OBJECTIVES:
1 - In the image forming apparatus text below, what does the CPU lower the voltage X31 from the first voltage applying unit to when the printing process is completed, and from what starting value?
2 - Set down the part of the image forming apparatus text below that opens with the words containing "When the operation" and closes with "in FIG. 3).".
3 - Continue the image forming apparatus text below, starting after its final sentence.

Here, the CPU 51 stops the voltage application to the charging roller 32 after stopping the voltage application to the developing roller 341.

For example, the CPU 51 gradually decreases the voltage X32 applied by the second voltage applying unit 62 to stop the voltage application to the developing roller 341, and gradually decreases the voltage X31 applied by the first voltage applying unit 61.

For example, when the printing process is completed, the CPU 51 gradually decreases the voltage X32 applied by the second voltage applying unit 62 from 350 V to 0 V. For example, the CPU 51 gradually reduces the value of the electrical signals X12. As a result, the voltage of the electric signals X22 output from the D/A converter 53 and the applied voltage X32 by the second voltage applying unit 62 also decrease in a stepwise manner.

Further, when the printing process is completed, the CPU 51 decreases the applied voltage X31 by the first voltage applying unit 61 from 700 V to 100 V in a stepwise manner. For example, the CPU 51 gradually reduces the value of the electrical signals X11. As a result, the voltage of the electric signals X21 output from the D/A converter 52 and the applied voltage X31 by the first voltage applying unit 61 also decrease in a stepwise manner.

The CPU 51 may continuously decrease the applied voltage X32 by the second voltage applying unit 62 and the applied voltage X31 by the first voltage applying unit 61.

[Operation Stop Process]

Hereinafter, the operation stop process executed by the image forming apparatus 10 will be described with reference to FIG. 3. FIG. 3 is a timing chart showing output timings of signals during the operation stop process, and changes in the motor current X24, the applied voltage X31, and the applied voltage X32. The operation stop process is executed when the print process is completed.

When the operation stop process is started, the CPU 51 starts a stepwise decrease of the applied voltage X31 by the first voltage applying unit 61 (timing T11 in FIG. 3).

SUPPLIED DATA:
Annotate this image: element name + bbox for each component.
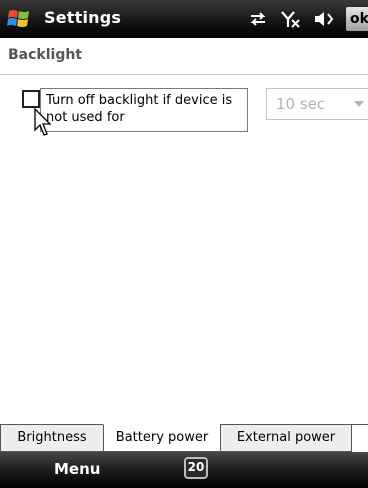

EXERCISE RESULTS:
1 - From 700 V to 100 V, in a stepwise manner.

2 -
When the operation stop process is started, the CPU 51 starts a stepwise decrease of the applied voltage X31 by the first voltage applying unit 61 (timing T11 in FIG. 3).

3 -
Next, the CPU 51 starts a stepwise decrease of the applied voltage X32 by the second voltage applying unit 62 (timing T12 in FIG. 3). For example, the timing T12 is a timing at which the charged region formed on the circumferential surface of the photosensitive drum 31 by the charging roller 32 at the timing T11 reaches the developing region A10.

As shown in FIG. 3, CPU 51 decreases the applied voltage X31 by the first voltage applying unit 61 in a stepwise manner so that the applied voltage X31 decreases from 700 V to 100 V during a period from the timing T11 to the timing T13. In addition, the CPU 51 decreases the applied voltage X32 by the second voltage applying unit 62 in a stepwise manner such that the applied voltage X32 decreases from 350 V to 0 V during a period from the timing T12 to the timing T13.

As a result, it is possible to stop the voltage application by the second voltage applying unit 62 while avoiding the potential difference between the circumferential surface of the photosensitive drum 31 and the developing roller 341 in the developing region A10 from being larger than that at the time of executing the printing process. Therefore, it is possible to suppress transfer of carriers from the developing roller 341 to the photosensitive drum 31, which is caused by an increase in the potential difference between the circumferential surface of the photosensitive drum 31 and the developing roller 341 in the developing region A10 compared to when the printing process is performed.

Next, CPU 51 asserts the stop signal X13 input to the motor driver 54 (timing T14 in FIG. 3). The stop signals X13 are signals in which a high level indicates invalidity and a low level indicates validity. Thus, the motor driver 54 executes the stop control. Therefore, as shown in FIG. 3, the motor current X24 gradually decreases from the current value Y11 (see FIG. 3) at the time of executing the printing process.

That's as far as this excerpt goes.